◆ **Objectif 1**: D'après la page sur la responsabilité du directeur de la publication, quelle loi a fixé les contours de cette responsabilité pour un site accueillant des commentaires ?
◆ **Objectif 2**: Reproduisez fidèlement le passage de la page sur la responsabilité du directeur de la publication qui va de « Commentaires en ligne » jusqu'à « 12 juin 2009. ».

::: Page

Commentaires en ligne : non-responsabilité de principe du directeur de la publication

Un récent jugement du tribunal de grande instance de Montpellier, statuant en matière correctionnelle, a fait application des nouveaux contours légaux de la responsabilité du directeur de la publication d'un site accueillant des commentaires.
C'est pour nous l'occasion de rappeler ces contours, délimités par la loi Hadopi 1, celle du 12 juin 2009.

La responsabilité du directeur de la publication

Personnage central du dispositif de la liberté de la presse dès la loi du 29 juillet 1881, le directeur de la publication est la personne engageant l'éditeur d'un journal, d'une chaîne de radio ou de télévision, ou encore d'un "service de communication au public en ligne", pour reprendre l'expression consacrée par la loi. Pour ce dernier cas comme pour l'audiovisuel, ce sont les articles 93-2 et 93-3 de la loi du 29 juillet 1982 qui s'appliquent, reprenant et adaptant les dispositions de la loi du 1881.

En peu de mots, le directeur de la publication, est responsable pour tous les délits d'information commis dans la publication qu'il dirige, aux lieu et place des auteurs des faits litigieux qui ne sont, le cas échéant, poursuivis que comme complices.

::::::
::: Données fournies

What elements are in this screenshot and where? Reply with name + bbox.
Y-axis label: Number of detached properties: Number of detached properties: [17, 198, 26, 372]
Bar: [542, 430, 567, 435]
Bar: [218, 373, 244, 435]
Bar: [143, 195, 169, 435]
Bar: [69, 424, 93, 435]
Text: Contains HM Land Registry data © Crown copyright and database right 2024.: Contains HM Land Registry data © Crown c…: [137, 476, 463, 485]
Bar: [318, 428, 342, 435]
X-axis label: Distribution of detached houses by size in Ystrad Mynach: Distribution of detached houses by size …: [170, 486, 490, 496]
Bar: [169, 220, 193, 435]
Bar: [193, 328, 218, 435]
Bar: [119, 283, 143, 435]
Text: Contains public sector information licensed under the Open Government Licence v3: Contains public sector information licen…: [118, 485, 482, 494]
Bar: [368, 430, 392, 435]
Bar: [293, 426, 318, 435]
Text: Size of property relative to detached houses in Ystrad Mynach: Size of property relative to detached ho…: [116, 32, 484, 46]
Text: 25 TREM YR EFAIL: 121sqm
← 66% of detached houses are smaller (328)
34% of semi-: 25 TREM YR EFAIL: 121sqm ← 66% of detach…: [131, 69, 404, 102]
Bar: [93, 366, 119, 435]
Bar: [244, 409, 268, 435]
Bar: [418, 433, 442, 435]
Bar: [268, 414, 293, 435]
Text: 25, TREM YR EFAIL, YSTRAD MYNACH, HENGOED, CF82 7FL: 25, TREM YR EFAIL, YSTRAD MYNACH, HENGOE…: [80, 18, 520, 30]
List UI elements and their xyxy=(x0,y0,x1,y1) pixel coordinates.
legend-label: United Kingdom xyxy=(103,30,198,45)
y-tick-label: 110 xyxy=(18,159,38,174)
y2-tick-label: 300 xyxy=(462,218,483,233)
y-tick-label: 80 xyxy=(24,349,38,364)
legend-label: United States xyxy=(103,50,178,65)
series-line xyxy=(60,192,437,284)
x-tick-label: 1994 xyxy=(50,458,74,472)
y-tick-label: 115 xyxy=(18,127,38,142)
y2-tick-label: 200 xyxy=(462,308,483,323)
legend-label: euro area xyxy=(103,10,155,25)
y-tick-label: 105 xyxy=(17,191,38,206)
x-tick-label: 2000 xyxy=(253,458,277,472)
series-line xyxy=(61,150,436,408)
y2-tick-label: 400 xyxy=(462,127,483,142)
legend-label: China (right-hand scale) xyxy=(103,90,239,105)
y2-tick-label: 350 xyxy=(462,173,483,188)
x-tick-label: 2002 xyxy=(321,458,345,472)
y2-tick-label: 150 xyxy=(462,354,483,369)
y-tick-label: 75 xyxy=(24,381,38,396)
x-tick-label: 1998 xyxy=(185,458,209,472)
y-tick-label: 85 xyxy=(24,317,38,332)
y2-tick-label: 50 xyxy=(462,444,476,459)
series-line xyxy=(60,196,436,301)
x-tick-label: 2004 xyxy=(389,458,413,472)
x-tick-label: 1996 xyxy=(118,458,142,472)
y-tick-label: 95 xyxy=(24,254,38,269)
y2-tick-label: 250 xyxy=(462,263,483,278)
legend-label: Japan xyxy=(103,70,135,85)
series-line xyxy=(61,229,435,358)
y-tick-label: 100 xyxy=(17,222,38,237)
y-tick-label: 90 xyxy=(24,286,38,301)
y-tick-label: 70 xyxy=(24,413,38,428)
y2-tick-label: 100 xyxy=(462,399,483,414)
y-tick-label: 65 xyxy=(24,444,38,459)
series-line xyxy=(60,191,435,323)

::::::

◆ **Résultat 1**: La loi Hadopi 1, du 12 juin 2009.

◆ **Résultat 2**:
Commentaires en ligne : non-responsabilité de principe du directeur de la publication

Un récent jugement du tribunal de grande instance de Montpellier, statuant en matière correctionnelle, a fait application des nouveaux contours légaux de la responsabilité du directeur de la publication d'un site accueillant des commentaires.
C'est pour nous l'occasion de rappeler ces contours, délimités par la loi Hadopi 1, celle du 12 juin 2009.